/---
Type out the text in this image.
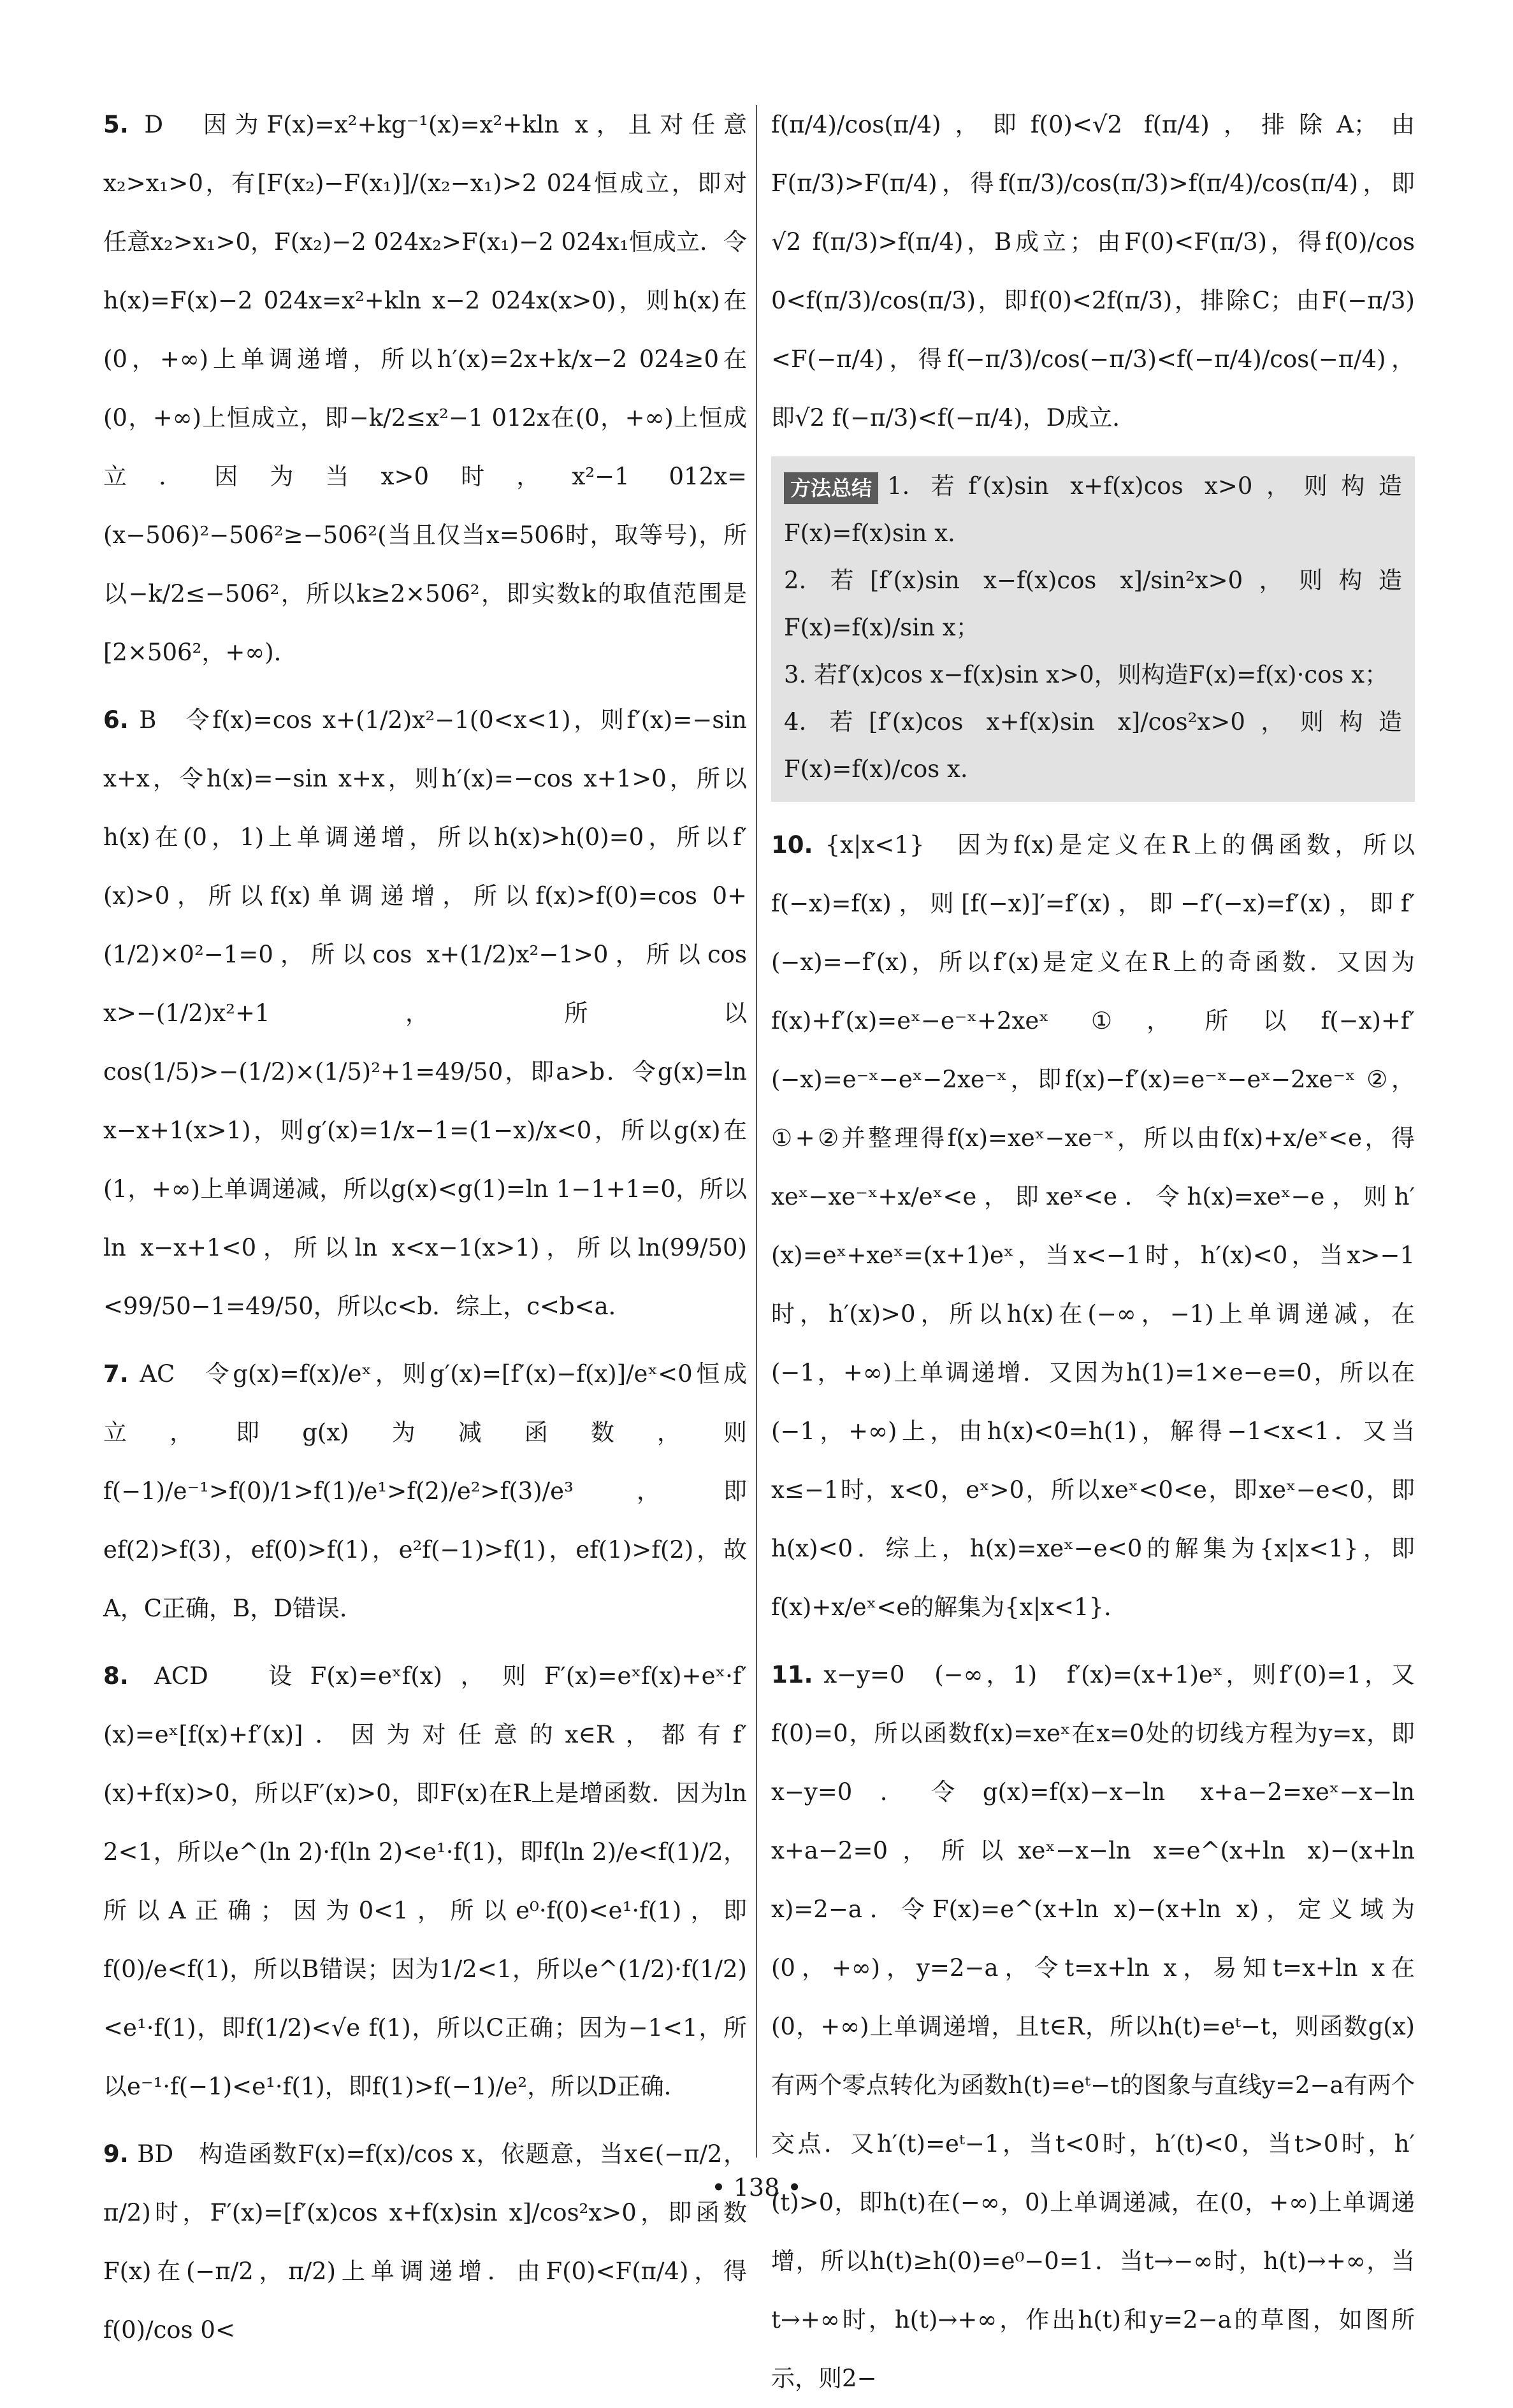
5. D　因为F(x)=x²+kg⁻¹(x)=x²+kln x，且对任意x₂>x₁>0，有[F(x₂)−F(x₁)]/(x₂−x₁)>2 024恒成立，即对任意x₂>x₁>0，F(x₂)−2 024x₂>F(x₁)−2 024x₁恒成立．令h(x)=F(x)−2 024x=x²+kln x−2 024x(x>0)，则h(x)在(0，+∞)上单调递增，所以h′(x)=2x+k/x−2 024≥0在(0，+∞)上恒成立，即−k/2≤x²−1 012x在(0，+∞)上恒成立．因为当x>0时，x²−1 012x=(x−506)²−506²≥−506²(当且仅当x=506时，取等号)，所以−k/2≤−506²，所以k≥2×506²，即实数k的取值范围是[2×506²，+∞)．

6. B　令f(x)=cos x+(1/2)x²−1(0<x<1)，则f′(x)=−sin x+x，令h(x)=−sin x+x，则h′(x)=−cos x+1>0，所以h(x)在(0，1)上单调递增，所以h(x)>h(0)=0，所以f′(x)>0，所以f(x)单调递增，所以f(x)>f(0)=cos 0+(1/2)×0²−1=0，所以cos x+(1/2)x²−1>0，所以cos x>−(1/2)x²+1，所以cos(1/5)>−(1/2)×(1/5)²+1=49/50，即a>b．令g(x)=ln x−x+1(x>1)，则g′(x)=1/x−1=(1−x)/x<0，所以g(x)在(1，+∞)上单调递减，所以g(x)<g(1)=ln 1−1+1=0，所以ln x−x+1<0，所以ln x<x−1(x>1)，所以ln(99/50)<99/50−1=49/50，所以c<b．综上，c<b<a．

7. AC　令g(x)=f(x)/eˣ，则g′(x)=[f′(x)−f(x)]/eˣ<0恒成立，即g(x)为减函数，则f(−1)/e⁻¹>f(0)/1>f(1)/e¹>f(2)/e²>f(3)/e³，即ef(2)>f(3)，ef(0)>f(1)，e²f(−1)>f(1)，ef(1)>f(2)，故A，C正确，B，D错误．

8. ACD　设F(x)=eˣf(x)，则F′(x)=eˣf(x)+eˣ·f′(x)=eˣ[f(x)+f′(x)]．因为对任意的x∈R，都有f′(x)+f(x)>0，所以F′(x)>0，即F(x)在R上是增函数．因为ln 2<1，所以e^(ln 2)·f(ln 2)<e¹·f(1)，即f(ln 2)/e<f(1)/2，所以A正确；因为0<1，所以e⁰·f(0)<e¹·f(1)，即f(0)/e<f(1)，所以B错误；因为1/2<1，所以e^(1/2)·f(1/2)<e¹·f(1)，即f(1/2)<√e f(1)，所以C正确；因为−1<1，所以e⁻¹·f(−1)<e¹·f(1)，即f(1)>f(−1)/e²，所以D正确．

9. BD　构造函数F(x)=f(x)/cos x，依题意，当x∈(−π/2，π/2)时，F′(x)=[f′(x)cos x+f(x)sin x]/cos²x>0，即函数F(x)在(−π/2，π/2)上单调递增．由F(0)<F(π/4)，得f(0)/cos 0<

f(π/4)/cos(π/4)，即f(0)<√2 f(π/4)，排除A；由F(π/3)>F(π/4)，得f(π/3)/cos(π/3)>f(π/4)/cos(π/4)，即√2 f(π/3)>f(π/4)，B成立；由F(0)<F(π/3)，得f(0)/cos 0<f(π/3)/cos(π/3)，即f(0)<2f(π/3)，排除C；由F(−π/3)<F(−π/4)，得f(−π/3)/cos(−π/3)<f(−π/4)/cos(−π/4)，即√2 f(−π/3)<f(−π/4)，D成立．

方法总结 1. 若f′(x)sin x+f(x)cos x>0，则构造F(x)=f(x)sin x．
2. 若[f′(x)sin x−f(x)cos x]/sin²x>0，则构造F(x)=f(x)/sin x；
3. 若f′(x)cos x−f(x)sin x>0，则构造F(x)=f(x)·cos x；
4. 若[f′(x)cos x+f(x)sin x]/cos²x>0，则构造F(x)=f(x)/cos x.

10. {x|x<1}　因为f(x)是定义在R上的偶函数，所以f(−x)=f(x)，则[f(−x)]′=f′(x)，即−f′(−x)=f′(x)，即f′(−x)=−f′(x)，所以f′(x)是定义在R上的奇函数．又因为f(x)+f′(x)=eˣ−e⁻ˣ+2xeˣ ①，所以f(−x)+f′(−x)=e⁻ˣ−eˣ−2xe⁻ˣ，即f(x)−f′(x)=e⁻ˣ−eˣ−2xe⁻ˣ ②，①+②并整理得f(x)=xeˣ−xe⁻ˣ，所以由f(x)+x/eˣ<e，得xeˣ−xe⁻ˣ+x/eˣ<e，即xeˣ<e．令h(x)=xeˣ−e，则h′(x)=eˣ+xeˣ=(x+1)eˣ，当x<−1时，h′(x)<0，当x>−1时，h′(x)>0，所以h(x)在(−∞，−1)上单调递减，在(−1，+∞)上单调递增．又因为h(1)=1×e−e=0，所以在(−1，+∞)上，由h(x)<0=h(1)，解得−1<x<1．又当x≤−1时，x<0，eˣ>0，所以xeˣ<0<e，即xeˣ−e<0，即h(x)<0．综上，h(x)=xeˣ−e<0的解集为{x|x<1}，即f(x)+x/eˣ<e的解集为{x|x<1}．

11. x−y=0　(−∞，1)　f′(x)=(x+1)eˣ，则f′(0)=1，又f(0)=0，所以函数f(x)=xeˣ在x=0处的切线方程为y=x，即x−y=0．令g(x)=f(x)−x−ln x+a−2=xeˣ−x−ln x+a−2=0，所以xeˣ−x−ln x=e^(x+ln x)−(x+ln x)=2−a．令F(x)=e^(x+ln x)−(x+ln x)，定义域为(0，+∞)，y=2−a，令t=x+ln x，易知t=x+ln x在(0，+∞)上单调递增，且t∈R，所以h(t)=eᵗ−t，则函数g(x)有两个零点转化为函数h(t)=eᵗ−t的图象与直线y=2−a有两个交点．又h′(t)=eᵗ−1，当t<0时，h′(t)<0，当t>0时，h′(t)>0，即h(t)在(−∞，0)上单调递减，在(0，+∞)上单调递增，所以h(t)≥h(0)=e⁰−0=1．当t→−∞时，h(t)→+∞，当t→+∞时，h(t)→+∞，作出h(t)和y=2−a的草图，如图所示，则2−

• 138 •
\---
* REQUIREMENTS: Tally up the lines in the records that contain the word "所以xeˣ" and give only the total.

* ANSWER BELOW: 2